Write out the film review from "Originally, there were" through "in Southern Thailand.", inclusive, and change "covert mission" to "secret operation".

**Extract to read:**
□ □ □ □ □ □ □

The Vanquisher delivers fast and furious girl action.
As its Thai title Suay Samurai — literally, “beautiful samurai” — infers, The Vanquisher is an actioner with an international espionage theme that features three Thai femme fatales: “Namfon” Sophita Sribanchean, “Nui” Kessarin Ektawatkul and Jackie Apithananon.
Originally, there were four ladies, but “Amy” Chotiros Suriwong’s scenes were removed after she shocked the nation when she wore a revealing gown as a presenter of the 2007 Subhanahongsa Awards that was compared to Liz Hurley’s 1994 black Versace “safety pin” number. It was a major controversy that put the movie on the back-burner and forced it to open in Thailand only some two years later in November last year.
The story tells how CIA special agent Gunja (Sribanchean) finds herself the target of her own organisation after completing a covert mission in Southern Thailand.
Surviving the vicious attack, Gunja lays low for two years before gunning for revenge against Claire (Apithananon), the ruthless head of the CIA secret service unit who was tasked with exterminating her and Wajib (“Tua” Saranyu Wongkrachang), an extremist who fights back when his terrorist group gets framed by the CIA to cover its tracks.

□ □ □ □ □ □ □

Collected data:
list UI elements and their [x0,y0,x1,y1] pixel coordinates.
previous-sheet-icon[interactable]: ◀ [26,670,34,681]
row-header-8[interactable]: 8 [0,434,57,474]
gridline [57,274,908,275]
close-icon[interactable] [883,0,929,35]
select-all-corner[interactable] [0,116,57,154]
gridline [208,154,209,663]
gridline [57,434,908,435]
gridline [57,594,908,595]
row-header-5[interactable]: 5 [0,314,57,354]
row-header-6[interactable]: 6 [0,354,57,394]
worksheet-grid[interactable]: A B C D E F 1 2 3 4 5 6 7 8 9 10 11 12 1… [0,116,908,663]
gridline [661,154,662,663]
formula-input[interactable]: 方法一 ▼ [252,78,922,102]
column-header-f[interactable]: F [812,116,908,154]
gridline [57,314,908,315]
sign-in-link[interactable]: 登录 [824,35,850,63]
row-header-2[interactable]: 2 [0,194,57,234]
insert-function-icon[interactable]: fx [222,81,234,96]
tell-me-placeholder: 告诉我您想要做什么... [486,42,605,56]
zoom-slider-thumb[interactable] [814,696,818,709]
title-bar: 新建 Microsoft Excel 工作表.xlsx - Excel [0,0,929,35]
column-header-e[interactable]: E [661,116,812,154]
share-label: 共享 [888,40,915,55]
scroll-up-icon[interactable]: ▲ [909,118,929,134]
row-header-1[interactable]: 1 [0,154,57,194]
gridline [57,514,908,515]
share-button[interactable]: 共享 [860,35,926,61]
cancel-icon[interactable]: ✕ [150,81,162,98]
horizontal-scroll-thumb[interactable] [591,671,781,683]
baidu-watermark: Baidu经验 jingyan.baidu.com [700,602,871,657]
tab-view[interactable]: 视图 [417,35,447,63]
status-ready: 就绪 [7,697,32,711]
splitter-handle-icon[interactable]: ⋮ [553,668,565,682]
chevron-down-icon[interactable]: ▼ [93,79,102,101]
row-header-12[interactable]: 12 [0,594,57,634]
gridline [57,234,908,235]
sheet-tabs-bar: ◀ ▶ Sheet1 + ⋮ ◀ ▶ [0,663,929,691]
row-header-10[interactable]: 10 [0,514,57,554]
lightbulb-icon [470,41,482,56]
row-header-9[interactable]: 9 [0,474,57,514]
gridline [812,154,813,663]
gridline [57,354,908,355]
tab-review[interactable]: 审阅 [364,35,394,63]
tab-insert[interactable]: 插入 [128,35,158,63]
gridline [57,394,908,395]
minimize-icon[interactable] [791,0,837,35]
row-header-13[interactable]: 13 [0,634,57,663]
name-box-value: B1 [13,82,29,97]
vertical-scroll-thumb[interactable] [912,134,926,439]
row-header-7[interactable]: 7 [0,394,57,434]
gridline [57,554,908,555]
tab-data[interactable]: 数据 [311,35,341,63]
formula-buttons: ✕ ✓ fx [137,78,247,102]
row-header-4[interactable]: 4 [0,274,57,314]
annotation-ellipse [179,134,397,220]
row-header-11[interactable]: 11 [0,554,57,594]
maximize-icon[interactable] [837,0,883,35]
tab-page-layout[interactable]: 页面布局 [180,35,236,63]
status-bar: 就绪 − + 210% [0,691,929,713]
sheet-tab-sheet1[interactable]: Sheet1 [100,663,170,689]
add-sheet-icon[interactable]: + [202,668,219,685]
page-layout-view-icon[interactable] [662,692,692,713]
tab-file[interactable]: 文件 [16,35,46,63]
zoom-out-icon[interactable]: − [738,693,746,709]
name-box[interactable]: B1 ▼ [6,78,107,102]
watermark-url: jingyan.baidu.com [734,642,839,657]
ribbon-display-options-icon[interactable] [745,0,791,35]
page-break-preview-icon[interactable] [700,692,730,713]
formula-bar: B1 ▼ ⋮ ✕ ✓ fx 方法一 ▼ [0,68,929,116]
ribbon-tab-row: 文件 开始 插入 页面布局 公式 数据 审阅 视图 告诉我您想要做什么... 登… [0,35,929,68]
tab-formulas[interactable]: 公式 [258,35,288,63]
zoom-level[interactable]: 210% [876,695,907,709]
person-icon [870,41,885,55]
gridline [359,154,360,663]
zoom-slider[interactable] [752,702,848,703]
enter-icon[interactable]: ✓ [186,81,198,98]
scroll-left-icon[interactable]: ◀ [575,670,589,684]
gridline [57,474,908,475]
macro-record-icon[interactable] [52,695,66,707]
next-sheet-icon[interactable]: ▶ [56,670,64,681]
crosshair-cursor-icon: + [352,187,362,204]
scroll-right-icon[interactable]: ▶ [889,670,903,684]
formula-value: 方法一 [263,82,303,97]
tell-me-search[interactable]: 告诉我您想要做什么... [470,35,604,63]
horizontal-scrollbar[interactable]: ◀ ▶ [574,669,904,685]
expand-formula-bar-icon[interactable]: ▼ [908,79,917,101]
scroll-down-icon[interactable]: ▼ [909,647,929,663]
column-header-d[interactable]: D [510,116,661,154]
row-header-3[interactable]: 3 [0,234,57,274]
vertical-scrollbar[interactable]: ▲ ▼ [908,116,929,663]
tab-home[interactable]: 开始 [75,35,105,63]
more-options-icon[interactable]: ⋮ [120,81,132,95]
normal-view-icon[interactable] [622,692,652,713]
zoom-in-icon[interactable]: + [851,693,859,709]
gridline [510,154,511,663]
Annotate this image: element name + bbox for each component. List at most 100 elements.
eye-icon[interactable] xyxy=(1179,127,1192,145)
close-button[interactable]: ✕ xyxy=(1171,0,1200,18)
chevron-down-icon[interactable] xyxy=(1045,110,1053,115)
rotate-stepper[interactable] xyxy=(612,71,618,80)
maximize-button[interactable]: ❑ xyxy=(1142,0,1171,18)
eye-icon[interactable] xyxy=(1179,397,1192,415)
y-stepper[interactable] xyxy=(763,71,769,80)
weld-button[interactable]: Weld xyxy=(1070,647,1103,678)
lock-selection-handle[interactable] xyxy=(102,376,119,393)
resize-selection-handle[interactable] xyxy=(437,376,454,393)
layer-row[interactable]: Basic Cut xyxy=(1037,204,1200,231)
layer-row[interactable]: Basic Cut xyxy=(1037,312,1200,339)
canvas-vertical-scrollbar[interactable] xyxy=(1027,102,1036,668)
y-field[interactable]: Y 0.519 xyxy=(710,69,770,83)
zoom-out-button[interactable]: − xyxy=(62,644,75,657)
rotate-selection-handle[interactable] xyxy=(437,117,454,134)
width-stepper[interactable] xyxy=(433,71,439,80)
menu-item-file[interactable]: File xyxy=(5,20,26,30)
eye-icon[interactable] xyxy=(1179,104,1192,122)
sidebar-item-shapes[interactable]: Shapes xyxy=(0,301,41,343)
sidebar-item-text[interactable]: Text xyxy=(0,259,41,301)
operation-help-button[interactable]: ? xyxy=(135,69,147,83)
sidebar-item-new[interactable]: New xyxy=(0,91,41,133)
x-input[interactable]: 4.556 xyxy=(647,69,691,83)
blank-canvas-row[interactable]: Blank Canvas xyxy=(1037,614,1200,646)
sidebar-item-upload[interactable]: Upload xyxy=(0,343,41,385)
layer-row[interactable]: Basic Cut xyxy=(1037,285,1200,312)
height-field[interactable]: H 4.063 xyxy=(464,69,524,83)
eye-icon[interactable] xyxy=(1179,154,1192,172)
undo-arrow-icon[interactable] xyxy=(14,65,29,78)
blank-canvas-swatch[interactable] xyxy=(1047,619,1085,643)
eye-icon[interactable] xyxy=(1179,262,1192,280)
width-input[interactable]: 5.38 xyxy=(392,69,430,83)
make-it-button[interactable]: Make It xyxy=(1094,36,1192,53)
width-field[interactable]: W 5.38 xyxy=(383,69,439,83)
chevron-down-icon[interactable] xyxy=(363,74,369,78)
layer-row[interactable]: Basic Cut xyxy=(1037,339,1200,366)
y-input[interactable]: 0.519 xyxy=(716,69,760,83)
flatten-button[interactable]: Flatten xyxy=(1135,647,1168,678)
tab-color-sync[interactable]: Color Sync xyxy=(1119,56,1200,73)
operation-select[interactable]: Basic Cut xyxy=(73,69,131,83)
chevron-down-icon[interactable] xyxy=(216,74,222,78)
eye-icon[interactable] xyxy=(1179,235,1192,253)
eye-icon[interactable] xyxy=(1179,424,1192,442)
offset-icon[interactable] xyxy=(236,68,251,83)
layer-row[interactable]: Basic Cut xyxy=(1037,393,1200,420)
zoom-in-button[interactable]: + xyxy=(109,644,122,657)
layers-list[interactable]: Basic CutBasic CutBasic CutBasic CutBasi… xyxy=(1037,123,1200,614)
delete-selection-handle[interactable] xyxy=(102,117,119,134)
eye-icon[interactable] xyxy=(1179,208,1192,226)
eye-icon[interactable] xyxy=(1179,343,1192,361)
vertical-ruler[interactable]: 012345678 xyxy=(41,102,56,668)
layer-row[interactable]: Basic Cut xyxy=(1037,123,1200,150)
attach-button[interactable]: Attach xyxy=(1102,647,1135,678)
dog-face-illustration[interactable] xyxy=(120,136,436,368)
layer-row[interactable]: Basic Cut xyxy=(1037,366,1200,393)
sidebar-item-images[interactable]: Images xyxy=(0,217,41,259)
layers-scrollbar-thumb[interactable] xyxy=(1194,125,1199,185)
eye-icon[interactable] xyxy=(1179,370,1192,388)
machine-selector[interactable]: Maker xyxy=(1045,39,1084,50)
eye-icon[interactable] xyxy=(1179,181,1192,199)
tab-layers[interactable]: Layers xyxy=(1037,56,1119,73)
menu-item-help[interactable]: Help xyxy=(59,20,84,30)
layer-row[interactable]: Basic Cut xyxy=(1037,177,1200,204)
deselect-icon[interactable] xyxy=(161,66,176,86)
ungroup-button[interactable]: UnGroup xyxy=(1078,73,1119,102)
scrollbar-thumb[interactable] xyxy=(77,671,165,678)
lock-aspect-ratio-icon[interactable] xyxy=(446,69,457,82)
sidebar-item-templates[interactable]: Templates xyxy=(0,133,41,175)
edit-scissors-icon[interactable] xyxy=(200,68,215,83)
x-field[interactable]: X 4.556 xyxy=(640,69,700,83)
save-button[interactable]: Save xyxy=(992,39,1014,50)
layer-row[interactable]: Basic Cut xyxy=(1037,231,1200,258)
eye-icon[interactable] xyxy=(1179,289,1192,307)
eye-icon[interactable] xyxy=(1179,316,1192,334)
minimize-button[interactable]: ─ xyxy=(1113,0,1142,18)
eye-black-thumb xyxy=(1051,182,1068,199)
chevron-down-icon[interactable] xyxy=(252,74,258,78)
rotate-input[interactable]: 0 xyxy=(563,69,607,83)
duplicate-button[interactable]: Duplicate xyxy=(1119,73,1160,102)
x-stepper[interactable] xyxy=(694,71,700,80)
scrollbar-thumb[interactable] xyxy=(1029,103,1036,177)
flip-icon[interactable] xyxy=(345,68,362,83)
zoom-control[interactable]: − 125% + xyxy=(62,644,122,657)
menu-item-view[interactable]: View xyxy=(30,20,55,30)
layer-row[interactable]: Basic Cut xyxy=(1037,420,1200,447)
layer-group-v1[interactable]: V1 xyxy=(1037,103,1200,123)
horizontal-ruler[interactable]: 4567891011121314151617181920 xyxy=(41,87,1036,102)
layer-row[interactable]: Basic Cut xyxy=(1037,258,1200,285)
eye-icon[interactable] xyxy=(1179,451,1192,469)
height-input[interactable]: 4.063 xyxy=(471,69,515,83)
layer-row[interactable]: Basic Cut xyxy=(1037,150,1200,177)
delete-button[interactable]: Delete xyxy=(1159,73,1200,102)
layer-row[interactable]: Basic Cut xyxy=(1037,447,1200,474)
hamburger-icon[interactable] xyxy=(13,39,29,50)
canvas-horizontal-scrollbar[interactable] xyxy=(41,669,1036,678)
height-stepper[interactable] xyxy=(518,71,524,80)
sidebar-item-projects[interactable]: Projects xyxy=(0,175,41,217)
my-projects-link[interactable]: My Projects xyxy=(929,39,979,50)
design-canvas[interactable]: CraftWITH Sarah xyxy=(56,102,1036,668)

□ □ □ □ □ □ □

**Answer to the exercise:**
Originally, there were four ladies, but “Amy” Chotiros Suriwong’s scenes were removed after she shocked the nation when she wore a revealing gown as a presenter of the 2007 Subhanahongsa Awards that was compared to Liz Hurley’s 1994 black Versace “safety pin” number. It was a major controversy that put the movie on the back-burner and forced it to open in Thailand only some two years later in November last year.
The story tells how CIA special agent Gunja (Sribanchean) finds herself the target of her own organisation after completing a secret operation in Southern Thailand.